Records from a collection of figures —
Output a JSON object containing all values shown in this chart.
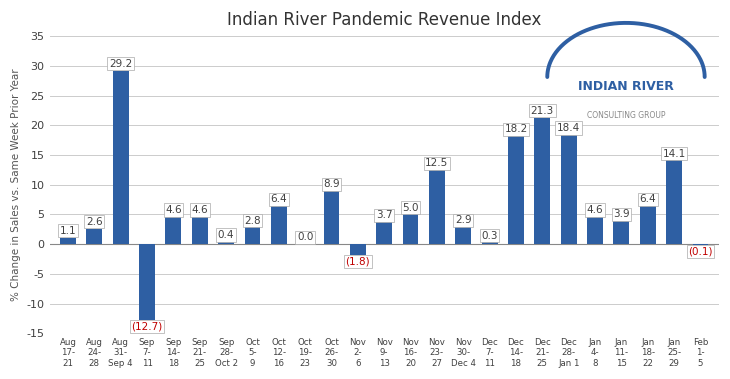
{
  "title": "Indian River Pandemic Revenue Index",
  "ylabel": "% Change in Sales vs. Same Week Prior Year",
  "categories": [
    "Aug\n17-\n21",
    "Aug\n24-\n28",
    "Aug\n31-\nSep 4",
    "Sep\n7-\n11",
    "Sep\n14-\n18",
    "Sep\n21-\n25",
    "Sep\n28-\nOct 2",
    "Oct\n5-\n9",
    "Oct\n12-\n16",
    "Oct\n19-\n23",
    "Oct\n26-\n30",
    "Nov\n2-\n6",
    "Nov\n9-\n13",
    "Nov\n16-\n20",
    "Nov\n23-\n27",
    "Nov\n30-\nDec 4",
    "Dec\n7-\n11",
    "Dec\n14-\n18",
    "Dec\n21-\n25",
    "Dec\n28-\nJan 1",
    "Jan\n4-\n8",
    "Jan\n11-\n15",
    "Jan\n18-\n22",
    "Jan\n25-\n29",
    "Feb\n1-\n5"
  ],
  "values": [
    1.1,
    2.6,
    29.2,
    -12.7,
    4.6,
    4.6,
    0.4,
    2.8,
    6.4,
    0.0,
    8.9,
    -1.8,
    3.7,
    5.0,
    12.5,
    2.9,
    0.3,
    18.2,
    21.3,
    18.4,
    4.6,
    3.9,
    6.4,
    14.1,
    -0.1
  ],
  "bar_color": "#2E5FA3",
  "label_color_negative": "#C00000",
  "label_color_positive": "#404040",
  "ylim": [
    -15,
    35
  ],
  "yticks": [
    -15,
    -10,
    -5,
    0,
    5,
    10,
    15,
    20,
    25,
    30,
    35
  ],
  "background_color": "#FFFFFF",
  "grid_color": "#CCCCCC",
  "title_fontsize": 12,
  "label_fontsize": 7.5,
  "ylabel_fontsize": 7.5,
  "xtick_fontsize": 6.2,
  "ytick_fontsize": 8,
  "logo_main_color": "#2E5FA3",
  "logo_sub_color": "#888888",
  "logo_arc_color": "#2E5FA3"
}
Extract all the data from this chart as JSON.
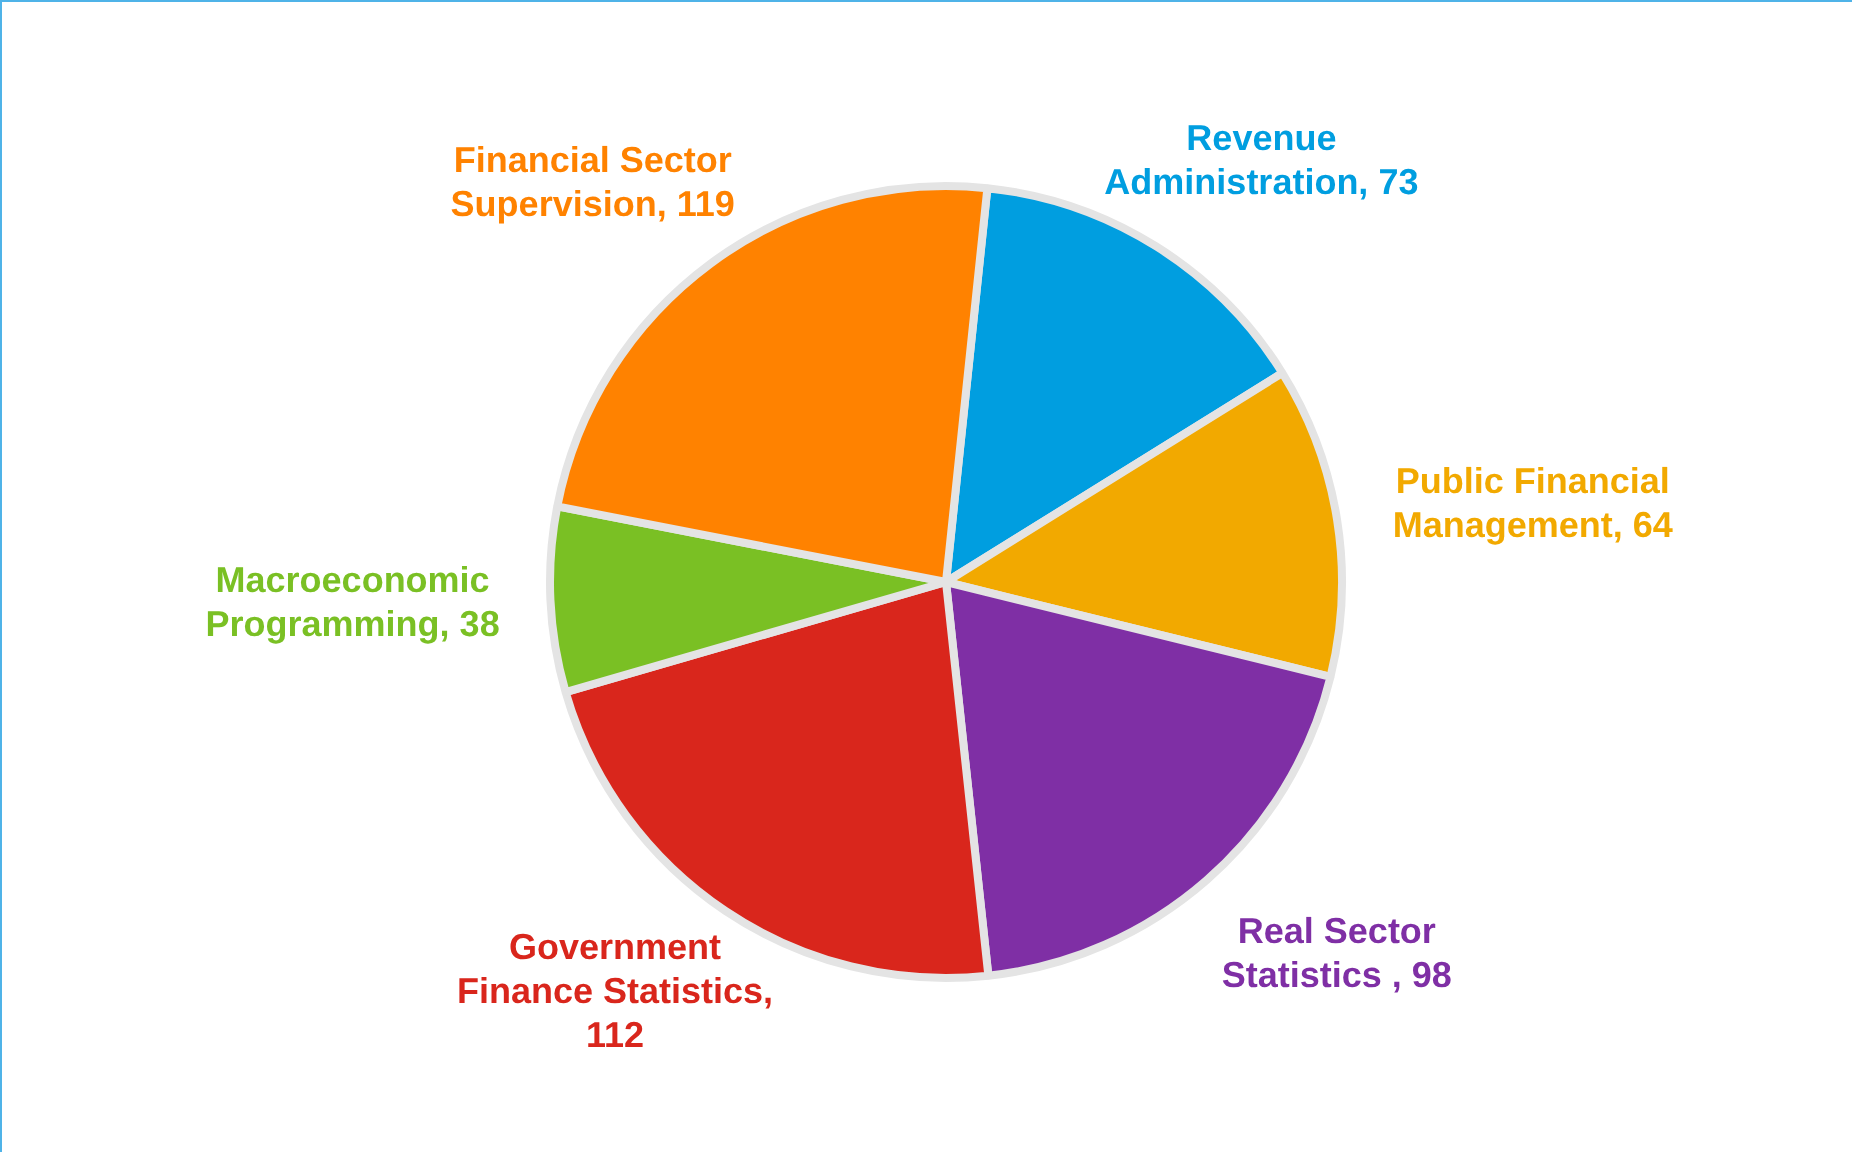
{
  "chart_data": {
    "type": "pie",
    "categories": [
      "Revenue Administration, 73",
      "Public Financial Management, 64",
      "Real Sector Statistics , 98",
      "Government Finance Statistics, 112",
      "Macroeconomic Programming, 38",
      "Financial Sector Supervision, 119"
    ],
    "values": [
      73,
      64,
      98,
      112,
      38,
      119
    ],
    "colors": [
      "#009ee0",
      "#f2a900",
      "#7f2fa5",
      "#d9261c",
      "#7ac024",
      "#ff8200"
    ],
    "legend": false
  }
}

What you need to do — Omit the pictures and restate the rest of the records verbatim.

Answer —
Output a JSON object containing all values shown in this chart.
{
  "title": "Indian River Pandemic Revenue Index",
  "ylabel": "% Change in Sales vs. Same Week Prior Year",
  "categories": [
    "Aug\n17-\n21",
    "Aug\n24-\n28",
    "Aug\n31-\nSep 4",
    "Sep\n7-\n11",
    "Sep\n14-\n18",
    "Sep\n21-\n25",
    "Sep\n28-\nOct 2",
    "Oct\n5-\n9",
    "Oct\n12-\n16",
    "Oct\n19-\n23",
    "Oct\n26-\n30",
    "Nov\n2-\n6",
    "Nov\n9-\n13",
    "Nov\n16-\n20",
    "Nov\n23-\n27",
    "Nov\n30-\nDec 4",
    "Dec\n7-\n11",
    "Dec\n14-\n18",
    "Dec\n21-\n25",
    "Dec\n28-\nJan 1",
    "Jan\n4-\n8",
    "Jan\n11-\n15",
    "Jan\n18-\n22",
    "Jan\n25-\n29",
    "Feb\n1-\n5"
  ],
  "values": [
    1.1,
    2.6,
    29.2,
    -12.7,
    4.6,
    4.6,
    0.4,
    2.8,
    6.4,
    0.0,
    8.9,
    -1.8,
    3.7,
    5.0,
    12.5,
    2.9,
    0.3,
    18.2,
    21.3,
    18.4,
    4.6,
    3.9,
    6.4,
    14.1,
    -0.1
  ],
  "bar_color": "#2E5FA3",
  "label_color_negative": "#C00000",
  "label_color_positive": "#404040",
  "ylim": [
    -15,
    35
  ],
  "yticks": [
    -15,
    -10,
    -5,
    0,
    5,
    10,
    15,
    20,
    25,
    30,
    35
  ],
  "background_color": "#FFFFFF",
  "grid_color": "#CCCCCC",
  "title_fontsize": 12,
  "label_fontsize": 7.5,
  "ylabel_fontsize": 7.5,
  "xtick_fontsize": 6.2,
  "ytick_fontsize": 8,
  "logo_main_color": "#2E5FA3",
  "logo_sub_color": "#888888",
  "logo_arc_color": "#2E5FA3"
}
Extract all the data from this chart as JSON.
{
  "chart_data": {
    "type": "pie",
    "categories": [
      "Revenue Administration, 73",
      "Public Financial Management, 64",
      "Real Sector Statistics , 98",
      "Government Finance Statistics, 112",
      "Macroeconomic Programming, 38",
      "Financial Sector Supervision, 119"
    ],
    "values": [
      73,
      64,
      98,
      112,
      38,
      119
    ],
    "colors": [
      "#009ee0",
      "#f2a900",
      "#7f2fa5",
      "#d9261c",
      "#7ac024",
      "#ff8200"
    ],
    "legend": false
  }
}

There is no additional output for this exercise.